# REQUESTS:
[A] In the interview, copy everything from "So, we get out" down to "lot and counting.", switching "oil" to "copper".
[B] Per the interview, in which city is the speaker still renting?
[C] Finish out the next part of the interview, picking up after its last sentence.

So, I think in the next year or two you’re going to see 700 to 750 minimum. I think gold is probably going to bounce a bit more first. It’s really been kind of over sold here and I think down the road we see as the book’s subtitle says 2014-2019 is kind of a difficult period where our commodity cycles are down, our geo-political cycles, and our demographic cycles are all down at the same time. That is the danger period for the economy ahead.

So, we get out six-seven years now from now, I think gold could be back at 250, it could be that low. I think oil could go back to 10-20. None of these are going to stay there, that’s just the bottom and I think, you know, this bubble real estate could go down again. I’m still renting in Tampa, Florida. Tell my wife I’m not even going to think about buying until we see another down turn and at least until sometime in 2015 and then we could see the bargains of a lot and counting.

Jason:
yeah, well, I’ve always thought that renting a high-end home and owning a lot of little cheap houses to rent to other people was the best.

Harry:
Exactly.

Jason:
The best equation ever. The best arbitrage.

Harry:
Real quick Jason, I mean, real estate also is it’s not one industry. Every sector has a different age group and right now apartments, basically buying affordable small homes and renting them out is the sweet spot. The echo boom is in a positive rental cycle in 2017 or 2018. More and more people can’t afford homes or get bank loans, so that’s the best place, but a few years from now, when we see this next real estate down turn, buying affordable starter homes is going to be the sweet spot going up for many years with this generation. So, it goes from apartments that peak in like 26-27, starter homes 31-32, trade up homes 41-42 by age, you know, there’s a first vacation surge in the late 40s and there’s a second one in the late 50s to early to mid 60s, so vacation homes had crashed.

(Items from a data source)
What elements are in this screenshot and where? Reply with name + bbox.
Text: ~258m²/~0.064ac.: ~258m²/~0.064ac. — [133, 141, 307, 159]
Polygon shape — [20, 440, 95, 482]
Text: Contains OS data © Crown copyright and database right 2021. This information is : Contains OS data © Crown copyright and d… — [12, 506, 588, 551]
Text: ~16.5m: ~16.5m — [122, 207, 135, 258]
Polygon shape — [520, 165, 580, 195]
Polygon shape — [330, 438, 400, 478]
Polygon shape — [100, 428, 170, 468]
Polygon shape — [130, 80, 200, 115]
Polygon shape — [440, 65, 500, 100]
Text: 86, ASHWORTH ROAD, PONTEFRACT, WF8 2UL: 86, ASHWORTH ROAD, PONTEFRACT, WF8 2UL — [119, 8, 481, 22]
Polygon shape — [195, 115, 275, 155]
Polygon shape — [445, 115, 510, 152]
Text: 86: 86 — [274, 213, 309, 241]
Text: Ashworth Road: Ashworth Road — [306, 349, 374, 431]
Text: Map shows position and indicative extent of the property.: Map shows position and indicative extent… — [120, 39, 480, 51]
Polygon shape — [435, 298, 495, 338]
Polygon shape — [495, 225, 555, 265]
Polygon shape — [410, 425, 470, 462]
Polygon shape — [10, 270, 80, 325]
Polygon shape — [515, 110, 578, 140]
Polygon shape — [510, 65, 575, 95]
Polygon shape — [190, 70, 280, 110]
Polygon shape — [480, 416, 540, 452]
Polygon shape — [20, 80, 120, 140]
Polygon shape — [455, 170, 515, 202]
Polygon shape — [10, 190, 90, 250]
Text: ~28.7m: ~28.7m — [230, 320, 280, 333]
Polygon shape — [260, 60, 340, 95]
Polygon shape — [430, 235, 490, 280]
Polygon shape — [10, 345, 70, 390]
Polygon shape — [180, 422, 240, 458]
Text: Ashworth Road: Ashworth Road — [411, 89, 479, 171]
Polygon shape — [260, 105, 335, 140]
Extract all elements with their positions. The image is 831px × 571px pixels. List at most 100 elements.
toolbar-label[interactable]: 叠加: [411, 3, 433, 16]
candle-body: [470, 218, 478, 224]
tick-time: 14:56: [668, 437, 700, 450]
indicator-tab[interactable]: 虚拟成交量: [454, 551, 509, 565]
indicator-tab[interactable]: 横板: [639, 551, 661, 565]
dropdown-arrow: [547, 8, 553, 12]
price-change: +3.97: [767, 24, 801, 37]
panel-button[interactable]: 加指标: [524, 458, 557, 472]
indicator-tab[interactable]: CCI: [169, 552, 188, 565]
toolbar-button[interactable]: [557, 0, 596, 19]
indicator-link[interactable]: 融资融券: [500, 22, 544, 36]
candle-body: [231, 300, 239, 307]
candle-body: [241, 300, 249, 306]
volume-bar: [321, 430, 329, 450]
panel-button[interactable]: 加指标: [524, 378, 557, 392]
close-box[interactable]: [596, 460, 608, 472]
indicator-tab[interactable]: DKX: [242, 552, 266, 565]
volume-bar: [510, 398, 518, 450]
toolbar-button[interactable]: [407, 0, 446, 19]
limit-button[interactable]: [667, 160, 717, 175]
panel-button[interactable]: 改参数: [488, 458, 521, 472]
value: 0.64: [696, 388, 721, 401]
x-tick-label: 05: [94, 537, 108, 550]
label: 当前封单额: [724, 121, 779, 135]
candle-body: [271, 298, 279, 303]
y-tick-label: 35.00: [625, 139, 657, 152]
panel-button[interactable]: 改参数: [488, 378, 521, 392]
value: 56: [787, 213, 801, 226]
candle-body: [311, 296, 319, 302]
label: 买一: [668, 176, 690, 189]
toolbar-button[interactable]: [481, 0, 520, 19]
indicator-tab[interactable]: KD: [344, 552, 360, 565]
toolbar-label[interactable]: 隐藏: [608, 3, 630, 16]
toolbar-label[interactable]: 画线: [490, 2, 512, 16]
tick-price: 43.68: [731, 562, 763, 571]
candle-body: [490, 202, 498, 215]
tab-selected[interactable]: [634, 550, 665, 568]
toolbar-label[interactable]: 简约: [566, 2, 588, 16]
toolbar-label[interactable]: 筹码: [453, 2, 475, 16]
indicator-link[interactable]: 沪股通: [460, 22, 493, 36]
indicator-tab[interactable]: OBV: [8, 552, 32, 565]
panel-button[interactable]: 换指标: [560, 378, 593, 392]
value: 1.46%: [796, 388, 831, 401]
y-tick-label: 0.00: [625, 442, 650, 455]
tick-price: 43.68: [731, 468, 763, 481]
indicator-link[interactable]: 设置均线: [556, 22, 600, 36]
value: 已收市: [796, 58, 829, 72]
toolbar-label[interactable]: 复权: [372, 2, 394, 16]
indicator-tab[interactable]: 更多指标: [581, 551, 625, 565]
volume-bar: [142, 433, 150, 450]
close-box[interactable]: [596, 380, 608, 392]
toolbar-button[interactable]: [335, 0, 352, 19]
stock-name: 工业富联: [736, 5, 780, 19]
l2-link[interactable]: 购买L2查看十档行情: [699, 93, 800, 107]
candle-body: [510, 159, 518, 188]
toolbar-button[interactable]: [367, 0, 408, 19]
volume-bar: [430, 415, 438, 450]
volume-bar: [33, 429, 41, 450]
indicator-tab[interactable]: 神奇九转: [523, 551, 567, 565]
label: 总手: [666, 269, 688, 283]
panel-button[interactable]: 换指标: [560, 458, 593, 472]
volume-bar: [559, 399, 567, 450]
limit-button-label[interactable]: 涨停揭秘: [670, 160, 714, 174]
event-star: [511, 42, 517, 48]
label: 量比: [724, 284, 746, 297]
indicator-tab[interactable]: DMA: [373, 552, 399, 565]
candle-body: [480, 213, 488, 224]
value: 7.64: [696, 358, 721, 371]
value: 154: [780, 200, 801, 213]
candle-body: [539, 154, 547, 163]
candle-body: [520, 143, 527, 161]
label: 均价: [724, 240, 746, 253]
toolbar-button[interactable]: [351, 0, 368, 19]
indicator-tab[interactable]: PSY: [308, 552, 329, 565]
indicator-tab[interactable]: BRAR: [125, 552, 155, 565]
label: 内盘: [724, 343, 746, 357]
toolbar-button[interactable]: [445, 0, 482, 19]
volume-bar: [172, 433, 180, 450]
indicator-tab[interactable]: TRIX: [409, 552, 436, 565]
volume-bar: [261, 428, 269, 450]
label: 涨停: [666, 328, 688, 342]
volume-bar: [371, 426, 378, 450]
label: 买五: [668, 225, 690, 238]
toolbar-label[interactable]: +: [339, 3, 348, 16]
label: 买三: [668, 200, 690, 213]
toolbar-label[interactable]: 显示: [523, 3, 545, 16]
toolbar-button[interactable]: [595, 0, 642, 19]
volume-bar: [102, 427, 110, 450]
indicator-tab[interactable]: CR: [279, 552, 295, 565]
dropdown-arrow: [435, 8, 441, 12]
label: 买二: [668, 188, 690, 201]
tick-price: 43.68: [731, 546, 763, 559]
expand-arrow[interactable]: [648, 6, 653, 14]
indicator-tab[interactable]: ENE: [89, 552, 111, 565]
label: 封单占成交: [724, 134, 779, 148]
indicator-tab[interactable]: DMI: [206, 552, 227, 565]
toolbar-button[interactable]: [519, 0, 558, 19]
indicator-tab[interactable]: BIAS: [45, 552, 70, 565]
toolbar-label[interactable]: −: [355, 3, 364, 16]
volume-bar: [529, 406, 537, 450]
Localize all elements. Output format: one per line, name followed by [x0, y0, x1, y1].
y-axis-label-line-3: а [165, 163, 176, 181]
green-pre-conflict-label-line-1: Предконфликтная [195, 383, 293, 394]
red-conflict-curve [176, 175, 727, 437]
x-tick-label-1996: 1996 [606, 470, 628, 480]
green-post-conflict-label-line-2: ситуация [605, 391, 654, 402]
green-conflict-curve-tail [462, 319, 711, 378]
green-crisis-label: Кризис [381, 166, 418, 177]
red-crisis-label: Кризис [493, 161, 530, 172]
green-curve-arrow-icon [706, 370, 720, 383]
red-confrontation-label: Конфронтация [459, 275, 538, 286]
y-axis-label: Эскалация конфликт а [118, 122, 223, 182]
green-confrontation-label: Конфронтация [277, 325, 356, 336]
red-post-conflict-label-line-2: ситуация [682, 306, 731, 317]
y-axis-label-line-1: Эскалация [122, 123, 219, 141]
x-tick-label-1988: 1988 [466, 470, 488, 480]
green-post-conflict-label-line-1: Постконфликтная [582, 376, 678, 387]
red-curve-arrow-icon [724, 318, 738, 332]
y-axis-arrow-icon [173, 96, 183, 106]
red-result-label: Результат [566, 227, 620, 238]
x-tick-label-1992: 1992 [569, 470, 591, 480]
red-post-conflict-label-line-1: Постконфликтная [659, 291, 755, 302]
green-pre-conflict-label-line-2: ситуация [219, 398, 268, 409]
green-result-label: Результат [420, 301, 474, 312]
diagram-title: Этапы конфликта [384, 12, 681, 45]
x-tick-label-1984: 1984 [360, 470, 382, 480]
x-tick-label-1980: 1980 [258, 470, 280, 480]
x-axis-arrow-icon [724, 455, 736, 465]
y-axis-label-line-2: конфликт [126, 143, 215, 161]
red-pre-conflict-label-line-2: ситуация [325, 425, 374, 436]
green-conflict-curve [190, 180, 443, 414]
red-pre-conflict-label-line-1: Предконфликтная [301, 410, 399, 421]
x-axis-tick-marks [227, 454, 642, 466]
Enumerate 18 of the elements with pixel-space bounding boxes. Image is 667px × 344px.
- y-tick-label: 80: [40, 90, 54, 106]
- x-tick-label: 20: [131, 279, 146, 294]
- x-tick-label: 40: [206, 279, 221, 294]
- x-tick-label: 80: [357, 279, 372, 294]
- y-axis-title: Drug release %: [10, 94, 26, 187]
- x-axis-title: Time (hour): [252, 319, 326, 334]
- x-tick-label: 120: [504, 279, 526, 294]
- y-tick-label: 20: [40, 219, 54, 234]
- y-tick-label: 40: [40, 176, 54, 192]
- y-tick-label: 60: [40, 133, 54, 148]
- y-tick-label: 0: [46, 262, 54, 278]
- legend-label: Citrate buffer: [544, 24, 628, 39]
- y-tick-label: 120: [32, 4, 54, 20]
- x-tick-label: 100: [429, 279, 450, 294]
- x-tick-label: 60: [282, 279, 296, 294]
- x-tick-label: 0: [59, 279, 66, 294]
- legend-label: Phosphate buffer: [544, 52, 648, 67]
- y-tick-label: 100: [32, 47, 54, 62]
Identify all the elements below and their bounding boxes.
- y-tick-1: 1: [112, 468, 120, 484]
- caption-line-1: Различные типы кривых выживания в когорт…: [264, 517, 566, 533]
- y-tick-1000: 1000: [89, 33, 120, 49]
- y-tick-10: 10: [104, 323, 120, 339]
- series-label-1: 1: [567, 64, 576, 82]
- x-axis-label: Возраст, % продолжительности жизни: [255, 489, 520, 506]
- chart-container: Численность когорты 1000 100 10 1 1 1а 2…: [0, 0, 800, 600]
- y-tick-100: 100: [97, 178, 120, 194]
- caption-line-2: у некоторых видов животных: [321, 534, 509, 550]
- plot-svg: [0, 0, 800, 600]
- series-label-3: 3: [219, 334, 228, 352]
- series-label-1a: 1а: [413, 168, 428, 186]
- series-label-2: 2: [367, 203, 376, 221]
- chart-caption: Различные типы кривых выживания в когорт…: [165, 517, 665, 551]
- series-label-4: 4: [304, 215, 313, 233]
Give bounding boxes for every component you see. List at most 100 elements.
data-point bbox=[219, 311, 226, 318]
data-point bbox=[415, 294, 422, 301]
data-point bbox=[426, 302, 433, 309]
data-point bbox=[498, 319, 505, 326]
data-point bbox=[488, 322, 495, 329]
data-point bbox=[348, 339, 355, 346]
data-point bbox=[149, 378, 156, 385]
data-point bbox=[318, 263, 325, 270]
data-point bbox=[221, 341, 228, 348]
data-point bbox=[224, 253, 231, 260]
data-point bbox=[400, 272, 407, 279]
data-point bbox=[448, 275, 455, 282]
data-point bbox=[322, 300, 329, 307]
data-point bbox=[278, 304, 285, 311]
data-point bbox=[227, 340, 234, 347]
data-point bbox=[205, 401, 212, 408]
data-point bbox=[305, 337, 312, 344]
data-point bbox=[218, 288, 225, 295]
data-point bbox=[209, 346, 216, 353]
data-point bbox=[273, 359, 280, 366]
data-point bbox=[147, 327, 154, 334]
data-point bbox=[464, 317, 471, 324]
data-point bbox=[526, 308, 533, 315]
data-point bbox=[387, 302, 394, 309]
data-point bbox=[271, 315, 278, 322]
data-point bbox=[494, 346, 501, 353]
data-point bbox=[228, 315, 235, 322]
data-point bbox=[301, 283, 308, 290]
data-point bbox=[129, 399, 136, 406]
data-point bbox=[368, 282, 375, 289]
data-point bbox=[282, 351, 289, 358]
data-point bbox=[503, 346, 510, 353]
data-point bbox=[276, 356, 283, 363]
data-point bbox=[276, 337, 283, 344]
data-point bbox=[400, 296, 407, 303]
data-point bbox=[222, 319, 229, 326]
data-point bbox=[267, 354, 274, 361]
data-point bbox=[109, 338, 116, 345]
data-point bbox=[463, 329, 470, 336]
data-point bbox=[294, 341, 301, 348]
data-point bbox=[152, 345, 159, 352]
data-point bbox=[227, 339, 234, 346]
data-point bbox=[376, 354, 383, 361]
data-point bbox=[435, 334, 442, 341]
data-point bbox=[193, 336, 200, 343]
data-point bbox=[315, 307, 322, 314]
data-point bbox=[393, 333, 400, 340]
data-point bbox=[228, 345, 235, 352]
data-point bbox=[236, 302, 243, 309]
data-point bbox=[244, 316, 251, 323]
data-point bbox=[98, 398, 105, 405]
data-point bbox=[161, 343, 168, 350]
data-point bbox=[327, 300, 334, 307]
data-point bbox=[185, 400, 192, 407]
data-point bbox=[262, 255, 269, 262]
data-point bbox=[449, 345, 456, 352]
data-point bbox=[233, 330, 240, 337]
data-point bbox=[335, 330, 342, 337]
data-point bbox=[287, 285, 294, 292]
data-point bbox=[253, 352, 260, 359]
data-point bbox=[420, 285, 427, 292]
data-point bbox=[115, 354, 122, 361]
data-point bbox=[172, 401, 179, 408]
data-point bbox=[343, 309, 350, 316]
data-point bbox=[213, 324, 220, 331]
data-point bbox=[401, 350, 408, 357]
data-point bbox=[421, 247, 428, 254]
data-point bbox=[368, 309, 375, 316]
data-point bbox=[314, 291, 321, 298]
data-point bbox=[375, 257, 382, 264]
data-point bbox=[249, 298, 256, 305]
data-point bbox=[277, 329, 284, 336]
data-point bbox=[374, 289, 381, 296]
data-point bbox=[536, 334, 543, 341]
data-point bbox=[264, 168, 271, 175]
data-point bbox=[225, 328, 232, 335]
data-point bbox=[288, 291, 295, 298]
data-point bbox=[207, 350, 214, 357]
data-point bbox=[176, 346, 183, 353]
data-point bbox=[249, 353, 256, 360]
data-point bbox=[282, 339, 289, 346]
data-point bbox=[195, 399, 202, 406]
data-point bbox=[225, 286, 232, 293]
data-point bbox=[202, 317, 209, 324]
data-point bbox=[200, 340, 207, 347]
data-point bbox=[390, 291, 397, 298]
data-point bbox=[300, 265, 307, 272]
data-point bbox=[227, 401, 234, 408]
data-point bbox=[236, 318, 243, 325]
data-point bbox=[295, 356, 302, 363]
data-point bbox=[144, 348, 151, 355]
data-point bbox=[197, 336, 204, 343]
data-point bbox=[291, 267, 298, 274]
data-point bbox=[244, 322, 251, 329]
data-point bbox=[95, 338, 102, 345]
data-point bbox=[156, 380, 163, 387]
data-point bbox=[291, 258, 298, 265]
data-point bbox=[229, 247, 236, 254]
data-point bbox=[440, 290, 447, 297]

# SOLVED PROBLEMS:
[A]
So, we get out six-seven years now from now, I think gold could be back at 250, it could be that low. I think copper could go back to 10-20. None of these are going to stay there, that’s just the bottom and I think, you know, this bubble real estate could go down again. I’m still renting in Tampa, Florida. Tell my wife I’m not even going to think about buying until we see another down turn and at least until sometime in 2015 and then we could see the bargains of a lot and counting.

[B] Tampa, Florida.

[C]
They were the ones that crashed the most. I loved to be buy beach front property and mountain property and stuff a few years from now if we get another crash, because baby boomers will have one more round of vacation home buying, but it’s the echo boomers buying affordable starter homes in the next decade. That’ll be the best part of the real estate market. So, like you say, rent big homes and own a lot of small homes you can buy it at replacement costs or below and rent out at positive cash flow, because where can you get, I mean, you can’t buy bonds anymore and get a decent cash flow. Rental real estate is about the only place you can get it.

Jason:
Yeah, I know. I know it’s the TNA – There’s No Alternative, right or there’s no better alternative, right. Yeah, it’s true and then Harry you also look at that demographic thing of the echo boomers or generation Y, the millennials, they’re saddled with so much student loan debt. I mean, that student loan debt bubble is over a trillion dollars. I mean, is that the next big bubble to pop?

Harry:
Yeah, I mean, there’s no question. Here you got this generation entering the economy and raising numbers just like the Bob Hope generation did in the 1930s in a bad economy. These people are not going to spend as much as baby boomers, they’re not going to burrow as much, they’re going to be a little more conservative about everything and yeah, they’ve got these massive student loans. I mean, education, people talk about health care inflation.

The greatest inflation is coming in education costs. These poor kids now get costs, you know, $200,000 plus just to go to a, you know, $200,000-300,000 to go to an ivy league school and get a great degree, okay, maybe you make $20,000 more a year, is that really – and then these people have to go into debt to get this, it’s very grim and they are facing a falling housing market that nobody has seen in our life time.

They’re facing difficult loans, you know, the baby boomers can burrow and buy with no money down and low interest rates and everything was subsidizes by the government and Fanny Mae and Freddie Mac. I mean, so yeah, this second generation is facing a new normal and it’s going to shape their personality. They’re going to be stronger because of it and more fiscally responsible than the crazy baby boomers. We grew up in the 50s and 60s everything hunky dory and then baby boomers never really safe for retirement.

Jason:
Yeah, it’s amazing because that’s going to keep them renting for a long time isn’t because of the fact that they’re so settled..

Harry:
Yeah, keep them in the work force longer.

Jason:
Right, yeah.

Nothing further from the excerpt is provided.